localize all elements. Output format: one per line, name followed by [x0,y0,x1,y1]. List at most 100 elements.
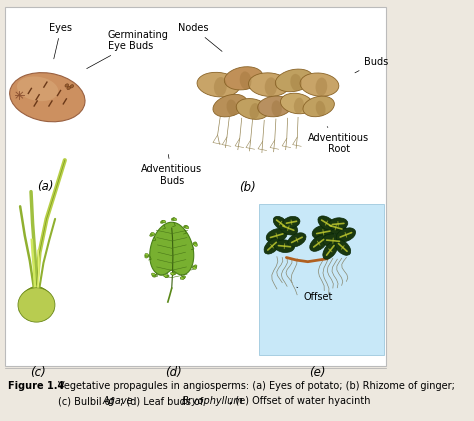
Ellipse shape [279,221,298,235]
Ellipse shape [248,73,289,96]
Text: Nodes: Nodes [178,23,222,51]
Text: Agave: Agave [102,396,133,406]
Ellipse shape [227,99,237,116]
Ellipse shape [273,216,288,230]
Ellipse shape [25,286,48,306]
Ellipse shape [151,232,155,235]
Ellipse shape [194,244,198,246]
Ellipse shape [151,273,155,276]
Ellipse shape [300,73,339,96]
Ellipse shape [18,288,55,322]
Ellipse shape [310,235,328,251]
Ellipse shape [67,86,71,90]
Ellipse shape [249,103,260,119]
Ellipse shape [164,274,167,277]
Ellipse shape [336,228,356,242]
Ellipse shape [294,98,304,114]
Text: ; (e) Offset of water hyacinth: ; (e) Offset of water hyacinth [229,396,371,406]
Ellipse shape [65,84,69,87]
Ellipse shape [165,275,169,278]
Text: Germinating
Eye Buds: Germinating Eye Buds [87,30,168,69]
Ellipse shape [150,233,154,236]
Ellipse shape [312,225,335,240]
Ellipse shape [180,277,184,280]
Ellipse shape [184,226,188,228]
Text: (c) Bulbil of: (c) Bulbil of [58,396,118,406]
Text: Buds: Buds [355,56,388,73]
Ellipse shape [316,77,327,96]
FancyBboxPatch shape [5,7,385,366]
Text: Vegetative propagules in angiosperms: (a) Eyes of potato; (b) Rhizome of ginger;: Vegetative propagules in angiosperms: (a… [58,381,455,391]
Ellipse shape [173,218,177,221]
Ellipse shape [323,242,338,259]
Ellipse shape [183,225,187,228]
Ellipse shape [145,256,149,258]
Ellipse shape [9,73,85,122]
Ellipse shape [266,229,287,243]
Ellipse shape [316,101,326,116]
Ellipse shape [70,85,73,88]
Ellipse shape [264,77,277,96]
Ellipse shape [197,72,240,97]
Ellipse shape [164,275,168,277]
Ellipse shape [145,253,149,256]
Ellipse shape [182,276,186,279]
Ellipse shape [153,274,156,277]
Ellipse shape [172,272,176,275]
Text: Eyes: Eyes [49,23,73,59]
Polygon shape [19,290,36,311]
Ellipse shape [172,218,176,220]
Ellipse shape [161,221,165,223]
Ellipse shape [17,77,58,101]
Ellipse shape [213,94,247,117]
Ellipse shape [21,287,52,314]
Ellipse shape [145,254,148,257]
Text: Figure 1.4: Figure 1.4 [8,381,64,391]
Ellipse shape [150,234,154,237]
Ellipse shape [281,93,313,114]
Ellipse shape [283,216,300,228]
Ellipse shape [322,234,344,248]
Ellipse shape [240,72,252,89]
Ellipse shape [275,69,313,92]
Polygon shape [36,290,54,311]
Ellipse shape [335,240,351,255]
Text: Bryophyllum: Bryophyllum [182,396,244,406]
Ellipse shape [288,233,306,247]
Polygon shape [27,313,46,320]
Ellipse shape [193,243,197,245]
Ellipse shape [162,220,166,223]
Ellipse shape [171,218,175,221]
Ellipse shape [193,242,197,245]
Text: (a): (a) [37,180,54,193]
Ellipse shape [264,238,280,254]
Text: (d): (d) [165,365,182,378]
Ellipse shape [171,272,174,275]
Polygon shape [150,222,194,275]
Ellipse shape [192,266,196,269]
Ellipse shape [318,216,335,230]
Ellipse shape [181,277,185,279]
Ellipse shape [185,226,189,229]
Ellipse shape [193,266,197,269]
Text: (b): (b) [239,181,256,194]
Ellipse shape [328,218,348,230]
Ellipse shape [193,265,197,268]
Ellipse shape [214,77,227,96]
Ellipse shape [152,274,156,277]
Ellipse shape [171,272,175,275]
Text: (e): (e) [309,365,326,378]
FancyBboxPatch shape [259,204,383,355]
Text: Adventitious
Root: Adventitious Root [308,127,369,154]
Ellipse shape [224,67,263,90]
Ellipse shape [160,221,164,224]
Ellipse shape [290,74,302,91]
Text: Adventitious
Buds: Adventitious Buds [141,155,202,186]
Ellipse shape [258,96,292,117]
Ellipse shape [272,100,282,117]
Ellipse shape [325,220,346,234]
Text: (c): (c) [30,365,46,378]
Ellipse shape [274,240,294,253]
Ellipse shape [236,99,269,119]
Text: ; (d) Leaf buds of: ; (d) Leaf buds of [119,396,206,406]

The exercise
Can you copy out the lines in the records above verbatim, starting at the line with "Ellipse shape [279,221,298,235]" and ending with the line with "Polygon shape [19,290,36,311]", both included?

Expected output
Ellipse shape [279,221,298,235]
Ellipse shape [248,73,289,96]
Text: Nodes: Nodes [178,23,222,51]
Text: Agave: Agave [102,396,133,406]
Ellipse shape [227,99,237,116]
Ellipse shape [273,216,288,230]
Ellipse shape [25,286,48,306]
Ellipse shape [151,232,155,235]
Ellipse shape [194,244,198,246]
Ellipse shape [151,273,155,276]
Ellipse shape [300,73,339,96]
Ellipse shape [18,288,55,322]
Ellipse shape [310,235,328,251]
Ellipse shape [67,86,71,90]
Ellipse shape [249,103,260,119]
Ellipse shape [164,274,167,277]
Ellipse shape [336,228,356,242]
Ellipse shape [294,98,304,114]
Text: ; (e) Offset of water hyacinth: ; (e) Offset of water hyacinth [229,396,371,406]
Ellipse shape [65,84,69,87]
Ellipse shape [165,275,169,278]
Text: Germinating
Eye Buds: Germinating Eye Buds [87,30,168,69]
Ellipse shape [150,233,154,236]
Ellipse shape [312,225,335,240]
Ellipse shape [180,277,184,280]
Ellipse shape [184,226,188,228]
Text: (c) Bulbil of: (c) Bulbil of [58,396,118,406]
Text: Buds: Buds [355,56,388,73]
Ellipse shape [316,77,327,96]
FancyBboxPatch shape [5,7,385,366]
Text: Vegetative propagules in angiosperms: (a) Eyes of potato; (b) Rhizome of ginger;: Vegetative propagules in angiosperms: (a… [58,381,455,391]
Ellipse shape [173,218,177,221]
Ellipse shape [323,242,338,259]
Ellipse shape [183,225,187,228]
Ellipse shape [145,256,149,258]
Ellipse shape [9,73,85,122]
Ellipse shape [266,229,287,243]
Ellipse shape [316,101,326,116]
Ellipse shape [70,85,73,88]
Ellipse shape [264,77,277,96]
Ellipse shape [197,72,240,97]
Ellipse shape [164,275,168,277]
Ellipse shape [145,253,149,256]
Ellipse shape [182,276,186,279]
Ellipse shape [153,274,156,277]
Ellipse shape [172,272,176,275]
Text: Eyes: Eyes [49,23,73,59]
Polygon shape [19,290,36,311]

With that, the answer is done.